--- BEGIN ---

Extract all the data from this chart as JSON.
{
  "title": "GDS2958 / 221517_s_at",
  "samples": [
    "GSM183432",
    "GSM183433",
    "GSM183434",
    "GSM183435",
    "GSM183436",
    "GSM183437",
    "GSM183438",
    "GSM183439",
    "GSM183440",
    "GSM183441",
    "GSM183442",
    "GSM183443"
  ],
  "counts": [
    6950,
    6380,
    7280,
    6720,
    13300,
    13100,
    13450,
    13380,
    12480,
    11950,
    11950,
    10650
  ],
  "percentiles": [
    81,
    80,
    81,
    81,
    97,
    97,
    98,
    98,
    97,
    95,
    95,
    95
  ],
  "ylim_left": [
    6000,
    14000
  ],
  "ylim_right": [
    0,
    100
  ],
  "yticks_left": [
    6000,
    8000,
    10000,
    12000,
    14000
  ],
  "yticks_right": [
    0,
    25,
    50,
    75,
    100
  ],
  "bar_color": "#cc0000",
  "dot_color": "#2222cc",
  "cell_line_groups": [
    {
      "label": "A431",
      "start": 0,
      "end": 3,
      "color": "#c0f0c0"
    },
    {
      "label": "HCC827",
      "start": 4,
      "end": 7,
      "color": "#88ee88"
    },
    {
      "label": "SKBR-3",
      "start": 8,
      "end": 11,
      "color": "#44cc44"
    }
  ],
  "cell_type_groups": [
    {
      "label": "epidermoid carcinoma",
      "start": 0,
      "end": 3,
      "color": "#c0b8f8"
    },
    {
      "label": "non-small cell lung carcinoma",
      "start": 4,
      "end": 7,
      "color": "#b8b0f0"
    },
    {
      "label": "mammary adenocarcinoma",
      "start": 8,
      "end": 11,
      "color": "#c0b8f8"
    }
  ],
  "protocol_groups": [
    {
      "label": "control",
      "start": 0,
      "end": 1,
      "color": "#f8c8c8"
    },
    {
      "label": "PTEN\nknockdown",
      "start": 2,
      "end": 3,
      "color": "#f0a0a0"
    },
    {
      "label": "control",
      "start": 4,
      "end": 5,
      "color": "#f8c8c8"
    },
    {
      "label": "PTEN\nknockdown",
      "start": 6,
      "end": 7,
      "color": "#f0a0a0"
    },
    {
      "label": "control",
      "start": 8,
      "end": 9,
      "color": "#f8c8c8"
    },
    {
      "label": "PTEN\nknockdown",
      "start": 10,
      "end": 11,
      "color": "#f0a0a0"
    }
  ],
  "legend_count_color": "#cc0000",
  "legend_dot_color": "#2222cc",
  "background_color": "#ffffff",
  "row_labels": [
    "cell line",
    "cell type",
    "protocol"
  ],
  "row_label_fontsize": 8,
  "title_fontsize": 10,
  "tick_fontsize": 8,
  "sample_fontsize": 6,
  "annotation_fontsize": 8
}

--- END ---

Extract the whole listing, character for character.

Extract all the data from this chart as JSON.
{
  "title": "GDS2958 / 221517_s_at",
  "samples": [
    "GSM183432",
    "GSM183433",
    "GSM183434",
    "GSM183435",
    "GSM183436",
    "GSM183437",
    "GSM183438",
    "GSM183439",
    "GSM183440",
    "GSM183441",
    "GSM183442",
    "GSM183443"
  ],
  "counts": [
    6950,
    6380,
    7280,
    6720,
    13300,
    13100,
    13450,
    13380,
    12480,
    11950,
    11950,
    10650
  ],
  "percentiles": [
    81,
    80,
    81,
    81,
    97,
    97,
    98,
    98,
    97,
    95,
    95,
    95
  ],
  "ylim_left": [
    6000,
    14000
  ],
  "ylim_right": [
    0,
    100
  ],
  "yticks_left": [
    6000,
    8000,
    10000,
    12000,
    14000
  ],
  "yticks_right": [
    0,
    25,
    50,
    75,
    100
  ],
  "bar_color": "#cc0000",
  "dot_color": "#2222cc",
  "cell_line_groups": [
    {
      "label": "A431",
      "start": 0,
      "end": 3,
      "color": "#c0f0c0"
    },
    {
      "label": "HCC827",
      "start": 4,
      "end": 7,
      "color": "#88ee88"
    },
    {
      "label": "SKBR-3",
      "start": 8,
      "end": 11,
      "color": "#44cc44"
    }
  ],
  "cell_type_groups": [
    {
      "label": "epidermoid carcinoma",
      "start": 0,
      "end": 3,
      "color": "#c0b8f8"
    },
    {
      "label": "non-small cell lung carcinoma",
      "start": 4,
      "end": 7,
      "color": "#b8b0f0"
    },
    {
      "label": "mammary adenocarcinoma",
      "start": 8,
      "end": 11,
      "color": "#c0b8f8"
    }
  ],
  "protocol_groups": [
    {
      "label": "control",
      "start": 0,
      "end": 1,
      "color": "#f8c8c8"
    },
    {
      "label": "PTEN\nknockdown",
      "start": 2,
      "end": 3,
      "color": "#f0a0a0"
    },
    {
      "label": "control",
      "start": 4,
      "end": 5,
      "color": "#f8c8c8"
    },
    {
      "label": "PTEN\nknockdown",
      "start": 6,
      "end": 7,
      "color": "#f0a0a0"
    },
    {
      "label": "control",
      "start": 8,
      "end": 9,
      "color": "#f8c8c8"
    },
    {
      "label": "PTEN\nknockdown",
      "start": 10,
      "end": 11,
      "color": "#f0a0a0"
    }
  ],
  "legend_count_color": "#cc0000",
  "legend_dot_color": "#2222cc",
  "background_color": "#ffffff",
  "row_labels": [
    "cell line",
    "cell type",
    "protocol"
  ],
  "row_label_fontsize": 8,
  "title_fontsize": 10,
  "tick_fontsize": 8,
  "sample_fontsize": 6,
  "annotation_fontsize": 8
}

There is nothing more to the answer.